**To do:**
Write out the data again exactly, skipping every picture.

**Data to process:**
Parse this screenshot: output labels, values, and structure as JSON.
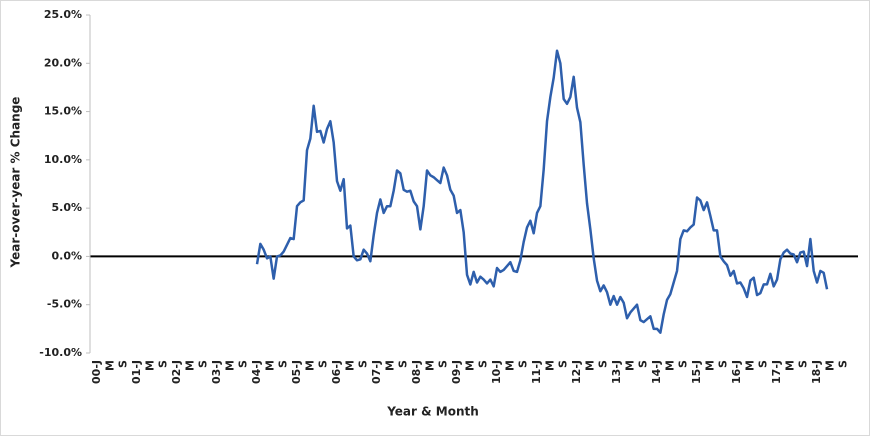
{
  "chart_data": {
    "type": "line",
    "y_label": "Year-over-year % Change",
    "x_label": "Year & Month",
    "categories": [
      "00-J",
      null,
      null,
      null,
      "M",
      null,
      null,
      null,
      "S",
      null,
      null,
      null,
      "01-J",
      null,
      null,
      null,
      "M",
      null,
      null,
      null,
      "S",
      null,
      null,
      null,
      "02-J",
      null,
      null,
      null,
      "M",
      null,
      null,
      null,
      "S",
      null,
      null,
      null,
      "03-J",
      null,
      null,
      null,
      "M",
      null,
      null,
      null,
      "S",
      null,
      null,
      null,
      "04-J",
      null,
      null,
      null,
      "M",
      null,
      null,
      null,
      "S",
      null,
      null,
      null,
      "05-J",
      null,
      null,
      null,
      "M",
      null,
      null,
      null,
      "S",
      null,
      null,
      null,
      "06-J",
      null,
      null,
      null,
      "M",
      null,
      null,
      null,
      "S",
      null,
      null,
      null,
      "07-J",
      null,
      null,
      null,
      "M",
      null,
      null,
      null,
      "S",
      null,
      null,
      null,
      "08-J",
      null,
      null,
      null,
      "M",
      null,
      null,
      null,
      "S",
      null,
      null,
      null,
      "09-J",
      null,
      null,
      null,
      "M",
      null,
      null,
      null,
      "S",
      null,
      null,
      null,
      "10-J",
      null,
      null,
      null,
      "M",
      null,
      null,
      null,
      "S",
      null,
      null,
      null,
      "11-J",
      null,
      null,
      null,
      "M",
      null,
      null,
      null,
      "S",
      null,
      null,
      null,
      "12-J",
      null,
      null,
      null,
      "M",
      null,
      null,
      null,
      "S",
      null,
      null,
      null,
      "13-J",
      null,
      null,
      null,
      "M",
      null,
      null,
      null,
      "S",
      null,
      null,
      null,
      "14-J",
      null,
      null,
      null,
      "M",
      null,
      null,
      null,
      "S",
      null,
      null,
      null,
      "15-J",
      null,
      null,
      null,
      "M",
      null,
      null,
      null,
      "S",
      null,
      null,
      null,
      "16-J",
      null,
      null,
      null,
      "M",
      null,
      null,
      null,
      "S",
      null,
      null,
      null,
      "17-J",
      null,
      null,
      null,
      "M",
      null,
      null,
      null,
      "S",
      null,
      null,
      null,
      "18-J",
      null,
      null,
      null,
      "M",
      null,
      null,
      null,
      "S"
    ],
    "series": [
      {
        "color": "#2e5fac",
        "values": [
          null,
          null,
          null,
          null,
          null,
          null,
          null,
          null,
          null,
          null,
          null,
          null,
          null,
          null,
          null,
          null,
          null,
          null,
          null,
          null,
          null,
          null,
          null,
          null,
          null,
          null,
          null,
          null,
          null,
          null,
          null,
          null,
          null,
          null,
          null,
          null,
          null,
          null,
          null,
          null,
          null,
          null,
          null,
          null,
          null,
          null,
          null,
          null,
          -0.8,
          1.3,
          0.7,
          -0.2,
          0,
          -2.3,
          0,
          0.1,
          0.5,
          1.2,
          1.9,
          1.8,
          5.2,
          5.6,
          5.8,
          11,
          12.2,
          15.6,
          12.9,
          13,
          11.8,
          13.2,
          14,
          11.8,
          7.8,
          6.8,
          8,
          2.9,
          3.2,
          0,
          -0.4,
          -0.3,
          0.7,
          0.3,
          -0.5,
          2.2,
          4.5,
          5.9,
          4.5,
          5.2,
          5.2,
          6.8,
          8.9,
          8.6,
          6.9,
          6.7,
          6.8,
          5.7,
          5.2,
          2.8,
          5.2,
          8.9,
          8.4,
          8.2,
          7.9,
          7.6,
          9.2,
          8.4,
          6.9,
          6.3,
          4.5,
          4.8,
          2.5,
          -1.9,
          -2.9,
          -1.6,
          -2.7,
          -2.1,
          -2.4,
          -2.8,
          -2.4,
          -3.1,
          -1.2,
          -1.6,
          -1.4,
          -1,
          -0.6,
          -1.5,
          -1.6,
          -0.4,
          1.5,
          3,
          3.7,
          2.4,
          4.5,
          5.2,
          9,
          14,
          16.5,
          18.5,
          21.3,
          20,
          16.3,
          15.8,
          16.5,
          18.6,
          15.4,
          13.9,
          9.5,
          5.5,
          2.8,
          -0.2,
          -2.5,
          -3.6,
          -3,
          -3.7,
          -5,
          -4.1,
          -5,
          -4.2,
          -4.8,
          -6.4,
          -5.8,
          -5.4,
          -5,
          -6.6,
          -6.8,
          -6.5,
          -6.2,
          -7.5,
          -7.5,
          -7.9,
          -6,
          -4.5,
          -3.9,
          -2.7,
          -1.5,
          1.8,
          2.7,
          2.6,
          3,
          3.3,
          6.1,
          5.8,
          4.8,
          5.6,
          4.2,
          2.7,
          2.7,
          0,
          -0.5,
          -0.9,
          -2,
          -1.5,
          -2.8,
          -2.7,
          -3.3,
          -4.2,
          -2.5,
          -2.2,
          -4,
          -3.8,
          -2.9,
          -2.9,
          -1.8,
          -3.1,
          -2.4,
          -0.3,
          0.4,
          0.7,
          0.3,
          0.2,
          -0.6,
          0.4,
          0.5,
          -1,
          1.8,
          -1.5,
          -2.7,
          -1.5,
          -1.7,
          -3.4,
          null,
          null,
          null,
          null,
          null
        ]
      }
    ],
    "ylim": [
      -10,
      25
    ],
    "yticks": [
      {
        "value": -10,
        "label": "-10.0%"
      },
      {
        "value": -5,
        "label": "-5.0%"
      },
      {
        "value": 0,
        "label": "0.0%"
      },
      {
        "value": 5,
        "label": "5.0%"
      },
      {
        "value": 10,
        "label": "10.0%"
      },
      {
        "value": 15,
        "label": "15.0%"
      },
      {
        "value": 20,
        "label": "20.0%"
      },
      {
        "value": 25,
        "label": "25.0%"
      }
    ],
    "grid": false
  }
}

**Solution:**
Parse this screenshot: output labels, values, and structure as JSON.
{
  "chart_data": {
    "type": "line",
    "y_label": "Year-over-year % Change",
    "x_label": "Year & Month",
    "categories": [
      "00-J",
      null,
      null,
      null,
      "M",
      null,
      null,
      null,
      "S",
      null,
      null,
      null,
      "01-J",
      null,
      null,
      null,
      "M",
      null,
      null,
      null,
      "S",
      null,
      null,
      null,
      "02-J",
      null,
      null,
      null,
      "M",
      null,
      null,
      null,
      "S",
      null,
      null,
      null,
      "03-J",
      null,
      null,
      null,
      "M",
      null,
      null,
      null,
      "S",
      null,
      null,
      null,
      "04-J",
      null,
      null,
      null,
      "M",
      null,
      null,
      null,
      "S",
      null,
      null,
      null,
      "05-J",
      null,
      null,
      null,
      "M",
      null,
      null,
      null,
      "S",
      null,
      null,
      null,
      "06-J",
      null,
      null,
      null,
      "M",
      null,
      null,
      null,
      "S",
      null,
      null,
      null,
      "07-J",
      null,
      null,
      null,
      "M",
      null,
      null,
      null,
      "S",
      null,
      null,
      null,
      "08-J",
      null,
      null,
      null,
      "M",
      null,
      null,
      null,
      "S",
      null,
      null,
      null,
      "09-J",
      null,
      null,
      null,
      "M",
      null,
      null,
      null,
      "S",
      null,
      null,
      null,
      "10-J",
      null,
      null,
      null,
      "M",
      null,
      null,
      null,
      "S",
      null,
      null,
      null,
      "11-J",
      null,
      null,
      null,
      "M",
      null,
      null,
      null,
      "S",
      null,
      null,
      null,
      "12-J",
      null,
      null,
      null,
      "M",
      null,
      null,
      null,
      "S",
      null,
      null,
      null,
      "13-J",
      null,
      null,
      null,
      "M",
      null,
      null,
      null,
      "S",
      null,
      null,
      null,
      "14-J",
      null,
      null,
      null,
      "M",
      null,
      null,
      null,
      "S",
      null,
      null,
      null,
      "15-J",
      null,
      null,
      null,
      "M",
      null,
      null,
      null,
      "S",
      null,
      null,
      null,
      "16-J",
      null,
      null,
      null,
      "M",
      null,
      null,
      null,
      "S",
      null,
      null,
      null,
      "17-J",
      null,
      null,
      null,
      "M",
      null,
      null,
      null,
      "S",
      null,
      null,
      null,
      "18-J",
      null,
      null,
      null,
      "M",
      null,
      null,
      null,
      "S"
    ],
    "series": [
      {
        "color": "#2e5fac",
        "values": [
          null,
          null,
          null,
          null,
          null,
          null,
          null,
          null,
          null,
          null,
          null,
          null,
          null,
          null,
          null,
          null,
          null,
          null,
          null,
          null,
          null,
          null,
          null,
          null,
          null,
          null,
          null,
          null,
          null,
          null,
          null,
          null,
          null,
          null,
          null,
          null,
          null,
          null,
          null,
          null,
          null,
          null,
          null,
          null,
          null,
          null,
          null,
          null,
          -0.8,
          1.3,
          0.7,
          -0.2,
          0,
          -2.3,
          0,
          0.1,
          0.5,
          1.2,
          1.9,
          1.8,
          5.2,
          5.6,
          5.8,
          11,
          12.2,
          15.6,
          12.9,
          13,
          11.8,
          13.2,
          14,
          11.8,
          7.8,
          6.8,
          8,
          2.9,
          3.2,
          0,
          -0.4,
          -0.3,
          0.7,
          0.3,
          -0.5,
          2.2,
          4.5,
          5.9,
          4.5,
          5.2,
          5.2,
          6.8,
          8.9,
          8.6,
          6.9,
          6.7,
          6.8,
          5.7,
          5.2,
          2.8,
          5.2,
          8.9,
          8.4,
          8.2,
          7.9,
          7.6,
          9.2,
          8.4,
          6.9,
          6.3,
          4.5,
          4.8,
          2.5,
          -1.9,
          -2.9,
          -1.6,
          -2.7,
          -2.1,
          -2.4,
          -2.8,
          -2.4,
          -3.1,
          -1.2,
          -1.6,
          -1.4,
          -1,
          -0.6,
          -1.5,
          -1.6,
          -0.4,
          1.5,
          3,
          3.7,
          2.4,
          4.5,
          5.2,
          9,
          14,
          16.5,
          18.5,
          21.3,
          20,
          16.3,
          15.8,
          16.5,
          18.6,
          15.4,
          13.9,
          9.5,
          5.5,
          2.8,
          -0.2,
          -2.5,
          -3.6,
          -3,
          -3.7,
          -5,
          -4.1,
          -5,
          -4.2,
          -4.8,
          -6.4,
          -5.8,
          -5.4,
          -5,
          -6.6,
          -6.8,
          -6.5,
          -6.2,
          -7.5,
          -7.5,
          -7.9,
          -6,
          -4.5,
          -3.9,
          -2.7,
          -1.5,
          1.8,
          2.7,
          2.6,
          3,
          3.3,
          6.1,
          5.8,
          4.8,
          5.6,
          4.2,
          2.7,
          2.7,
          0,
          -0.5,
          -0.9,
          -2,
          -1.5,
          -2.8,
          -2.7,
          -3.3,
          -4.2,
          -2.5,
          -2.2,
          -4,
          -3.8,
          -2.9,
          -2.9,
          -1.8,
          -3.1,
          -2.4,
          -0.3,
          0.4,
          0.7,
          0.3,
          0.2,
          -0.6,
          0.4,
          0.5,
          -1,
          1.8,
          -1.5,
          -2.7,
          -1.5,
          -1.7,
          -3.4,
          null,
          null,
          null,
          null,
          null
        ]
      }
    ],
    "ylim": [
      -10,
      25
    ],
    "yticks": [
      {
        "value": -10,
        "label": "-10.0%"
      },
      {
        "value": -5,
        "label": "-5.0%"
      },
      {
        "value": 0,
        "label": "0.0%"
      },
      {
        "value": 5,
        "label": "5.0%"
      },
      {
        "value": 10,
        "label": "10.0%"
      },
      {
        "value": 15,
        "label": "15.0%"
      },
      {
        "value": 20,
        "label": "20.0%"
      },
      {
        "value": 25,
        "label": "25.0%"
      }
    ],
    "grid": false
  }
}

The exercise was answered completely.